# SELECTION
# Target located and coordinates locked



## OpusEx (Oct 31, 2003)

DC# 0304 1560 0005 1156 4524

The first of the nuclear missiles has been launched and the objective is to *COMPLETELY* lay waste to the entire area!


----------



## altbier (Feb 20, 2005)

[No message]


----------



## cigartexan (Jan 1, 2000)

Fox two...FedEx: 8488 8431 3499


----------



## DonJefe (Dec 1, 2003)

Somebody is in *BIG* trouble!


----------



## RPB67 (Mar 26, 2005)

Someone will be in the hot seat. With an erupting package.


----------



## DonJefe (Dec 1, 2003)

RPB67 said:


> Someone will be in the hot seat. With an erupting package.


They have a cream for that.


----------



## Da Klugs (Jan 8, 2005)

Ummm.


----------



## IHT (Dec 27, 2003)

this will be interesting to see... knowing what type of tonnage those two pilots are packing in those bombs, it's gonna be huge.


----------



## Ron1YY (Mar 3, 2005)

:bx This one should be fun to watch!!! :al :w


----------



## GOAT LOCKER (Aug 7, 2004)

Uh oh. Someone's in BIG trouble. A coordinated strike by two superpowers?


----------



## MiamiE (Mar 5, 2005)

choose your defense!



OR


----------



## floydp (Jun 6, 2004)

Don't forget the Kentucky Jelly...


----------



## hollywood (Feb 15, 2005)

Those look like serious threats! Someone should be seeking A disaster shelter immediately!!


----------



## SeanGAR (Jul 9, 2004)

0391 1252 4540 0000 3580

An additional uncoordinated "Teenie Weenie" attack.


----------



## Ms. Floydp (Jan 7, 2005)

OMG!!! This is kewl!!!!! I love this stuff!! Now that's what CS is for me!!! You go guys!! If we weren't leaving in the morning I'd want to help too, but it would have to wait a week. You guys want help, just let me know!!

# DATA LINES
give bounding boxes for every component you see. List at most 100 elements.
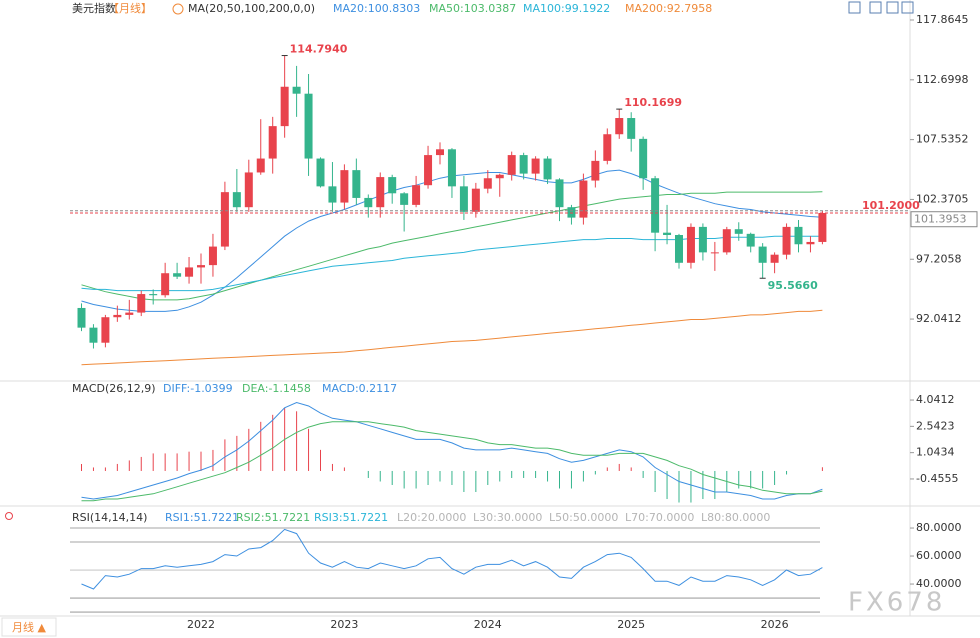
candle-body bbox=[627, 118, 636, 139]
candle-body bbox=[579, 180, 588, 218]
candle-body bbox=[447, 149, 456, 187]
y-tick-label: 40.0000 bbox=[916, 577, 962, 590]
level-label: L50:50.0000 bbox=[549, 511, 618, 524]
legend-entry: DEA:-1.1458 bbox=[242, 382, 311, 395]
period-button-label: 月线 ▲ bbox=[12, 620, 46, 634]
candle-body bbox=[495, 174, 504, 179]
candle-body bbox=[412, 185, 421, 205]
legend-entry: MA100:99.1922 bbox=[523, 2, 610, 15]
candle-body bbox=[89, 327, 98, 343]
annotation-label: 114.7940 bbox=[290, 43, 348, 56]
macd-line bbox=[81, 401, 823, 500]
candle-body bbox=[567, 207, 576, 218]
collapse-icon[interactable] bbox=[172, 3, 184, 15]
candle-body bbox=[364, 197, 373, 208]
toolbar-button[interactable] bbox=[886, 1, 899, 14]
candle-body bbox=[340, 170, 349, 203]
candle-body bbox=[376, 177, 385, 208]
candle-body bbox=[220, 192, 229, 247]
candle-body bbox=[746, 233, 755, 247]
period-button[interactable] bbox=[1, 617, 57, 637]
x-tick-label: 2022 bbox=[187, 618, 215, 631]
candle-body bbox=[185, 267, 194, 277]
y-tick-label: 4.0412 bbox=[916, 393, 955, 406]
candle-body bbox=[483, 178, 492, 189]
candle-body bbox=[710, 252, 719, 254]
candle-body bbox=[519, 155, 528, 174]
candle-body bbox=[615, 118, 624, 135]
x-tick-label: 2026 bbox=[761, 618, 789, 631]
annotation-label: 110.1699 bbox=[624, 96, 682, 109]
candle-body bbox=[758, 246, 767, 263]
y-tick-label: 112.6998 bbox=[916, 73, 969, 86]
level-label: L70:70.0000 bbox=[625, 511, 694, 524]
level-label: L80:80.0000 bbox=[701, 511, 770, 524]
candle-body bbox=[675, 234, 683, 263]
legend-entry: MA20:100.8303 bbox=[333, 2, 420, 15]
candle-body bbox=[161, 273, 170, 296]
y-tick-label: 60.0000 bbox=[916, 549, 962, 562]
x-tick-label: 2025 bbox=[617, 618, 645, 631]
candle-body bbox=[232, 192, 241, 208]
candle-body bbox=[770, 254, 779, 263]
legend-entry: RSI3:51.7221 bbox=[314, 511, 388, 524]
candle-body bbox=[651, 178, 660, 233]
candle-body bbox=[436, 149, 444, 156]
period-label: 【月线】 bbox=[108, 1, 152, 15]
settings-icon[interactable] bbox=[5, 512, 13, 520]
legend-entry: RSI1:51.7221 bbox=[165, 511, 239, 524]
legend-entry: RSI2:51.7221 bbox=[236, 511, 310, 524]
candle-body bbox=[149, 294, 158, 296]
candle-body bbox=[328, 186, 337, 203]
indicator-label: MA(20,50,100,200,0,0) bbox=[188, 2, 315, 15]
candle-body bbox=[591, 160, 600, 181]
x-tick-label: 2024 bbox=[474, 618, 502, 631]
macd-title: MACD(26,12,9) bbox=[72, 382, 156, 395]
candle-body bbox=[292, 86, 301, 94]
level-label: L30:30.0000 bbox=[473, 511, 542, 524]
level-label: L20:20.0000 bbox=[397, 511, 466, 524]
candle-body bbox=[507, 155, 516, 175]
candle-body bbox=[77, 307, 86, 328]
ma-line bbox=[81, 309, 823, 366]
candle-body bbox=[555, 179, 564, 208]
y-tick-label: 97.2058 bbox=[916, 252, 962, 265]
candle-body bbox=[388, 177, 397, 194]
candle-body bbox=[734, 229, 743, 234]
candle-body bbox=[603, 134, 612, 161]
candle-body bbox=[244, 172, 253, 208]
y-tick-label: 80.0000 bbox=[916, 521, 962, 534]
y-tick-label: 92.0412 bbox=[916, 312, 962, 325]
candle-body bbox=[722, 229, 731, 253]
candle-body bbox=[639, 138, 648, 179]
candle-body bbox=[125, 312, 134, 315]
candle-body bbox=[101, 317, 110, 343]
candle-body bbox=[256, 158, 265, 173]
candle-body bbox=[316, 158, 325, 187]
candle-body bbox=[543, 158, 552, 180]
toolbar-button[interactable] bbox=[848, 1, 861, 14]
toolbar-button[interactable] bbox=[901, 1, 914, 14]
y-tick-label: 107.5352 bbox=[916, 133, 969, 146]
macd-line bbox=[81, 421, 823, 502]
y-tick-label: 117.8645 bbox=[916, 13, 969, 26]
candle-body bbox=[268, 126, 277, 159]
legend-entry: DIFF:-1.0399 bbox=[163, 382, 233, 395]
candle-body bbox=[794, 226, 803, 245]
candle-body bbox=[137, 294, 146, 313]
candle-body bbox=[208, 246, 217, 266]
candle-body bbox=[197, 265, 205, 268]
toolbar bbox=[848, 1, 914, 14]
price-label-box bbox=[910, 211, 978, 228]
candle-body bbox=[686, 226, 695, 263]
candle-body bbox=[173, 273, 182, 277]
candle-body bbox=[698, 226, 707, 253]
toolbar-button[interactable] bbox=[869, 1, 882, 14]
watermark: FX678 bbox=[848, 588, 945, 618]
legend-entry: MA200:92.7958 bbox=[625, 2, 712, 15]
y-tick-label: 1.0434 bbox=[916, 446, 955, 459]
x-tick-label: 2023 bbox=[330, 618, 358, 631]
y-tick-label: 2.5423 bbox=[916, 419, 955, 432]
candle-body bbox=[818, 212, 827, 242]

# WORK TO COMPLETE
1. Using the forum thread only, say whether each statement agrees with it (yes or no), and quote the words that decide each one. (a) DonJefe answered RPB67's post about the hot seat by saying there is a cream for that. (b) Ms. Floydp says she can help right away. (c) SeanGAR describes his additional attack as coordinated.
2. In the records, quote the lines from the one with "candle-body bbox=[627, 118, 636, 139]" up to and including the one with "candle-body bbox=[567, 207, 576, 218]".

# RESPONSES IN ORDER
1.
(a) Yes: "They have a cream for that."
(b) No: "If we weren't leaving in the morning I'd want to help too, but it would have to wait a week."
(c) No: "An additional uncoordinated "Teenie Weenie" attack."

2.
candle-body bbox=[627, 118, 636, 139]
candle-body bbox=[579, 180, 588, 218]
candle-body bbox=[447, 149, 456, 187]
y-tick-label: 40.0000 bbox=[916, 577, 962, 590]
level-label: L50:50.0000 bbox=[549, 511, 618, 524]
legend-entry: DEA:-1.1458 bbox=[242, 382, 311, 395]
period-button-label: 月线 ▲ bbox=[12, 620, 46, 634]
candle-body bbox=[495, 174, 504, 179]
candle-body bbox=[412, 185, 421, 205]
legend-entry: MA100:99.1922 bbox=[523, 2, 610, 15]
candle-body bbox=[89, 327, 98, 343]
annotation-label: 114.7940 bbox=[290, 43, 348, 56]
macd-line bbox=[81, 401, 823, 500]
candle-body bbox=[567, 207, 576, 218]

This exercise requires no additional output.